An exact copy of the records is required, minus the pictures they hold.

## Input rows:

>>>

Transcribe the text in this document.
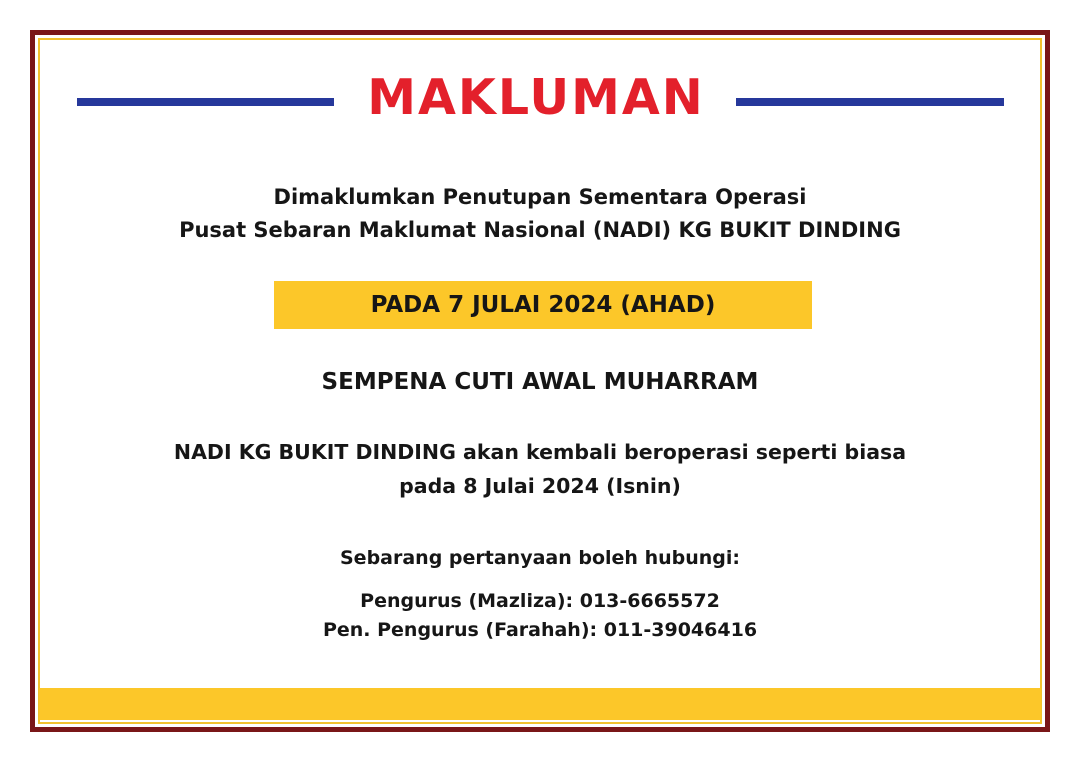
MAKLUMAN
Dimaklumkan Penutupan Sementara Operasi
Pusat Sebaran Maklumat Nasional (NADI) KG BUKIT DINDING
PADA 7 JULAI 2024 (AHAD)
SEMPENA CUTI AWAL MUHARRAM
NADI KG BUKIT DINDING akan kembali beroperasi seperti biasa
pada 8 Julai 2024 (Isnin)
Sebarang pertanyaan boleh hubungi:
Pengurus (Mazliza): 013-6665572
Pen. Pengurus (Farahah): 011-39046416
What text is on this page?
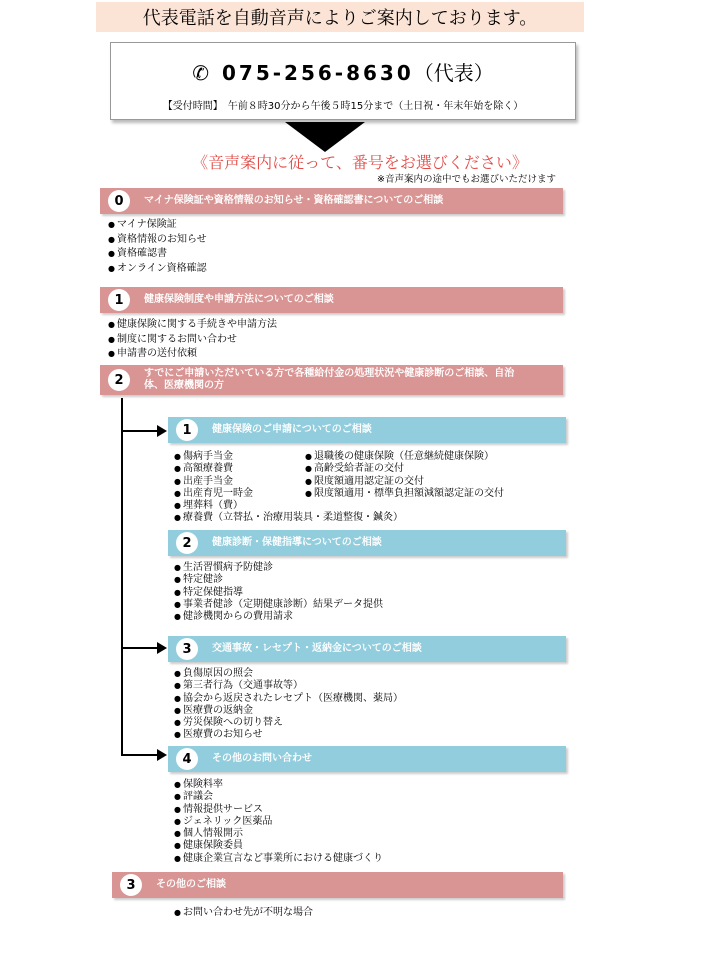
代表電話を自動音声によりご案内しております。
✆ 075-256-8630（代表）
【受付時間】　午前８時30分から午後５時15分まで（土日祝・年末年始を除く）
《音声案内に従って、番号をお選びください》
※音声案内の途中でもお選びいただけます
0	マイナ保険証や資格情報のお知らせ・資格確認書についてのご相談
● マイナ保険証
● 資格情報のお知らせ
● 資格確認書
● オンライン資格確認
1	健康保険制度や申請方法についてのご相談
● 健康保険に関する手続きや申請方法
● 制度に関するお問い合わせ
● 申請書の送付依頼
2	すでにご申請いただいている方で各種給付金の処理状況や健康診断のご相談、自治体、医療機関の方
1	健康保険のご申請についてのご相談
● 傷病手当金
● 高額療養費
● 出産手当金
● 出産育児一時金
● 埋葬料（費）
● 療養費（立替払・治療用装具・柔道整復・鍼灸）
● 退職後の健康保険（任意継続健康保険）
● 高齢受給者証の交付
● 限度額適用認定証の交付
● 限度額適用・標準負担額減額認定証の交付
2	健康診断・保健指導についてのご相談
● 生活習慣病予防健診
● 特定健診
● 特定保健指導
● 事業者健診（定期健康診断）結果データ提供
● 健診機関からの費用請求
3	交通事故・レセプト・返納金についてのご相談
● 負傷原因の照会
● 第三者行為（交通事故等）
● 協会から返戻されたレセプト（医療機関、薬局）
● 医療費の返納金
● 労災保険への切り替え
● 医療費のお知らせ
4	その他のお問い合わせ
● 保険料率
● 評議会
● 情報提供サービス
● ジェネリック医薬品
● 個人情報開示
● 健康保険委員
● 健康企業宣言など事業所における健康づくり
3	その他のご相談
● お問い合わせ先が不明な場合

<<<

## Correct response:
Transcribe the text in this document.
MAKLUMAN
Dimaklumkan Penutupan Sementara Operasi
Pusat Sebaran Maklumat Nasional (NADI) KG BUKIT DINDING
PADA 7 JULAI 2024 (AHAD)
SEMPENA CUTI AWAL MUHARRAM
NADI KG BUKIT DINDING akan kembali beroperasi seperti biasa
pada 8 Julai 2024 (Isnin)
Sebarang pertanyaan boleh hubungi:
Pengurus (Mazliza): 013-6665572
Pen. Pengurus (Farahah): 011-39046416
What text is on this page?
代表電話を自動音声によりご案内しております。
✆ 075-256-8630（代表）
【受付時間】　午前８時30分から午後５時15分まで（土日祝・年末年始を除く）
《音声案内に従って、番号をお選びください》
※音声案内の途中でもお選びいただけます
0	マイナ保険証や資格情報のお知らせ・資格確認書についてのご相談
● マイナ保険証
● 資格情報のお知らせ
● 資格確認書
● オンライン資格確認
1	健康保険制度や申請方法についてのご相談
● 健康保険に関する手続きや申請方法
● 制度に関するお問い合わせ
● 申請書の送付依頼
2	すでにご申請いただいている方で各種給付金の処理状況や健康診断のご相談、自治体、医療機関の方
1	健康保険のご申請についてのご相談
● 傷病手当金
● 高額療養費
● 出産手当金
● 出産育児一時金
● 埋葬料（費）
● 療養費（立替払・治療用装具・柔道整復・鍼灸）
● 退職後の健康保険（任意継続健康保険）
● 高齢受給者証の交付
● 限度額適用認定証の交付
● 限度額適用・標準負担額減額認定証の交付
2	健康診断・保健指導についてのご相談
● 生活習慣病予防健診
● 特定健診
● 特定保健指導
● 事業者健診（定期健康診断）結果データ提供
● 健診機関からの費用請求
3	交通事故・レセプト・返納金についてのご相談
● 負傷原因の照会
● 第三者行為（交通事故等）
● 協会から返戻されたレセプト（医療機関、薬局）
● 医療費の返納金
● 労災保険への切り替え
● 医療費のお知らせ
4	その他のお問い合わせ
● 保険料率
● 評議会
● 情報提供サービス
● ジェネリック医薬品
● 個人情報開示
● 健康保険委員
● 健康企業宣言など事業所における健康づくり
3	その他のご相談
● お問い合わせ先が不明な場合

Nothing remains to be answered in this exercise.